** start of Records to use **
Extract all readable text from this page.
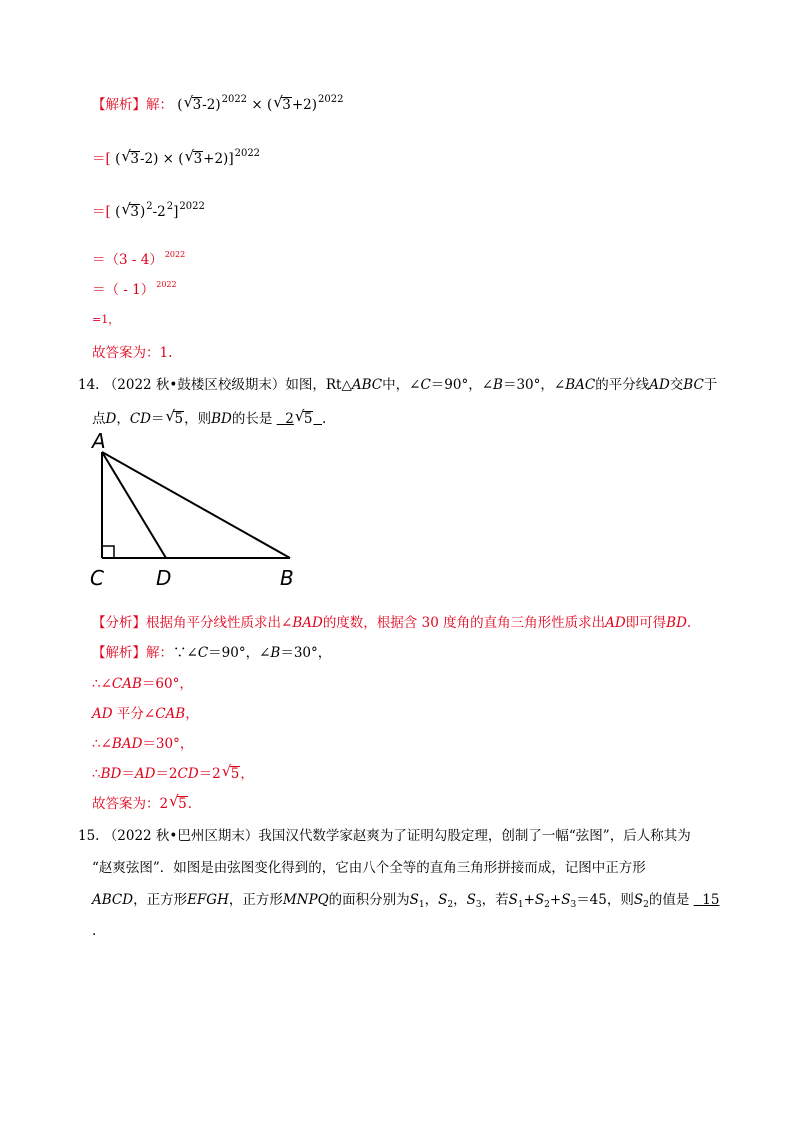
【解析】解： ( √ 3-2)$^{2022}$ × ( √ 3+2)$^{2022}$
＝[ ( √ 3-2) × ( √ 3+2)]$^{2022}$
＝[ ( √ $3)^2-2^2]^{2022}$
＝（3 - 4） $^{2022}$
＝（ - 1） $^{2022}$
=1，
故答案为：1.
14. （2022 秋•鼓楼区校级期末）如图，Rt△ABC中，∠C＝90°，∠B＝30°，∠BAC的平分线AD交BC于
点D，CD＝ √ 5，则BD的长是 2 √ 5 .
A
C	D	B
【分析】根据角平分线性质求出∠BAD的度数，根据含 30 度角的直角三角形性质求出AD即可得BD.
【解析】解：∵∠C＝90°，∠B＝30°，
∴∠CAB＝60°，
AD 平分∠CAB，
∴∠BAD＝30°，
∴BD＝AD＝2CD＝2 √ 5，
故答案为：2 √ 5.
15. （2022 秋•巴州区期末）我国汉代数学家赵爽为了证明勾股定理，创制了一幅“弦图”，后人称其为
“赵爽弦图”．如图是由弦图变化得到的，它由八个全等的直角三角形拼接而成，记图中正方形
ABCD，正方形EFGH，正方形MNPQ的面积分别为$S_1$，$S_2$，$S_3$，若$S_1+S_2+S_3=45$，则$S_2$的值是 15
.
** end of Records to use **
** start of Records to use **
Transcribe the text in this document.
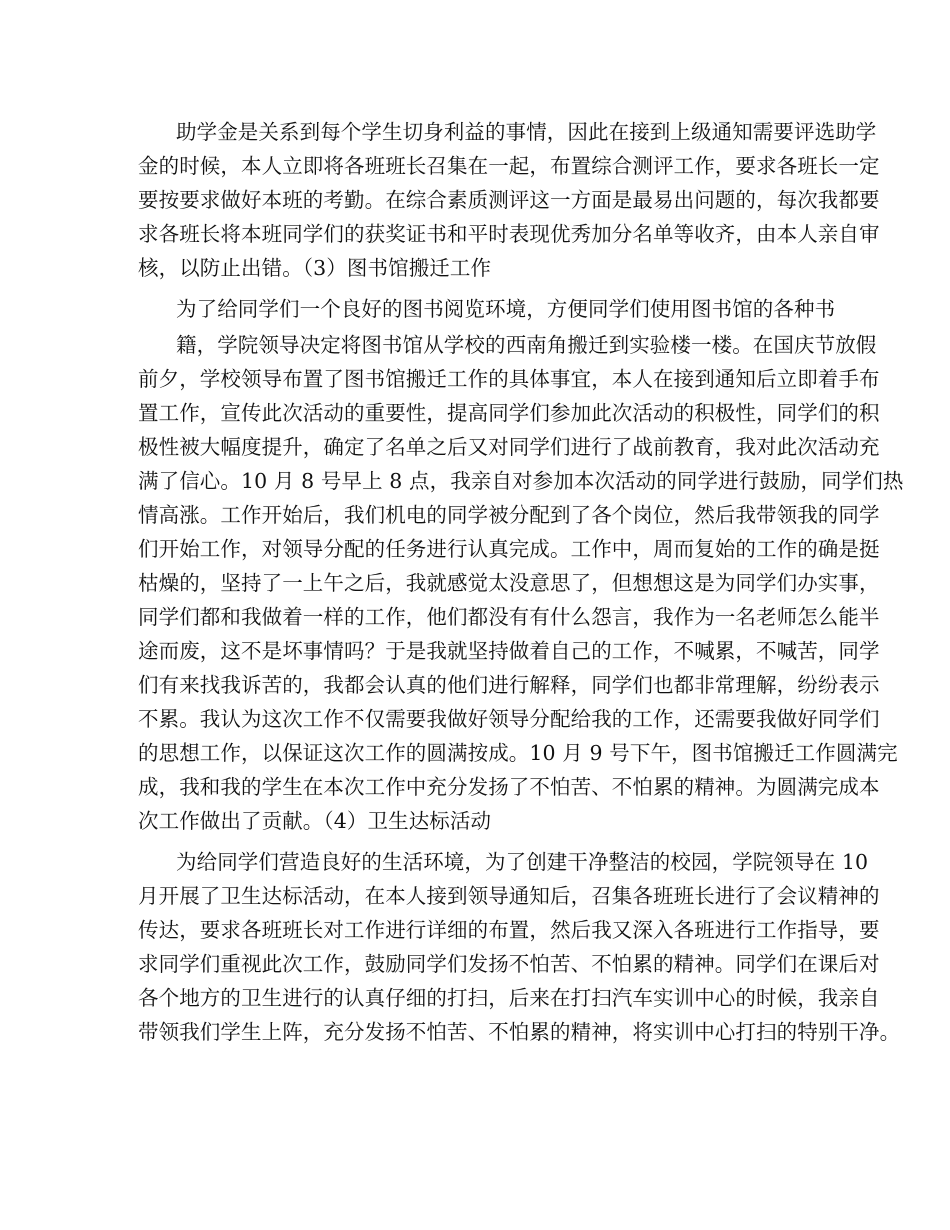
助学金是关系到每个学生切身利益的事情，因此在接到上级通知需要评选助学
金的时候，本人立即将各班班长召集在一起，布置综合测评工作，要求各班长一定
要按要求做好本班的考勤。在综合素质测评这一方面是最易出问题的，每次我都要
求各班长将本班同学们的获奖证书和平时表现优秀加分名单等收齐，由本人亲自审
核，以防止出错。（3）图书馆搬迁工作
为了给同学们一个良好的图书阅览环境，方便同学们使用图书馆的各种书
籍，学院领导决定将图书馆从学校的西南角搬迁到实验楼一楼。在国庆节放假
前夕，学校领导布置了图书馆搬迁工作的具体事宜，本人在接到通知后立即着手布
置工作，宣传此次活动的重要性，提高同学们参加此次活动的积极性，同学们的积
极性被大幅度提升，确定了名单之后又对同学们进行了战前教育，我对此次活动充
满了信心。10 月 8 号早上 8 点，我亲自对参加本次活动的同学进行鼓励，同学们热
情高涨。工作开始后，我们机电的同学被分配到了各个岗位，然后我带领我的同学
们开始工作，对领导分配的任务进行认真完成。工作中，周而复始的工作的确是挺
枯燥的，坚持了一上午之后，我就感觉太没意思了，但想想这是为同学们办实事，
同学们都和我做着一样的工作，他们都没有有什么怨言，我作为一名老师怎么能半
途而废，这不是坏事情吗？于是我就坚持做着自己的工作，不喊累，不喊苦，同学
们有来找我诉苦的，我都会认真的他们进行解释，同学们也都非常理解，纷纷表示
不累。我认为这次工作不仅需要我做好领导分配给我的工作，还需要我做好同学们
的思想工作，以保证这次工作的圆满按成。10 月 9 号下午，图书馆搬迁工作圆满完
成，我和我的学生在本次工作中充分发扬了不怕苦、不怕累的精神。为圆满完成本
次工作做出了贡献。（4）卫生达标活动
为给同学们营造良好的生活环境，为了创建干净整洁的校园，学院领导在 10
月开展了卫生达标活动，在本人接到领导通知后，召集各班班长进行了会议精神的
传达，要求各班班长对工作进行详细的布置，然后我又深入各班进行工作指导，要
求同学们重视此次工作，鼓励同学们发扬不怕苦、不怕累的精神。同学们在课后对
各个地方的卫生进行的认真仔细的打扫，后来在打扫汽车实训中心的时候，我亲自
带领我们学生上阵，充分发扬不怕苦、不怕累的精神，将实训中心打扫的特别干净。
** end of Records to use **
# Aim of the exercise:
Identify every line above with the string "this" in it. Copy those lines.

# Task output:
Extract all readable text from this page.
Transcribe the text in this document.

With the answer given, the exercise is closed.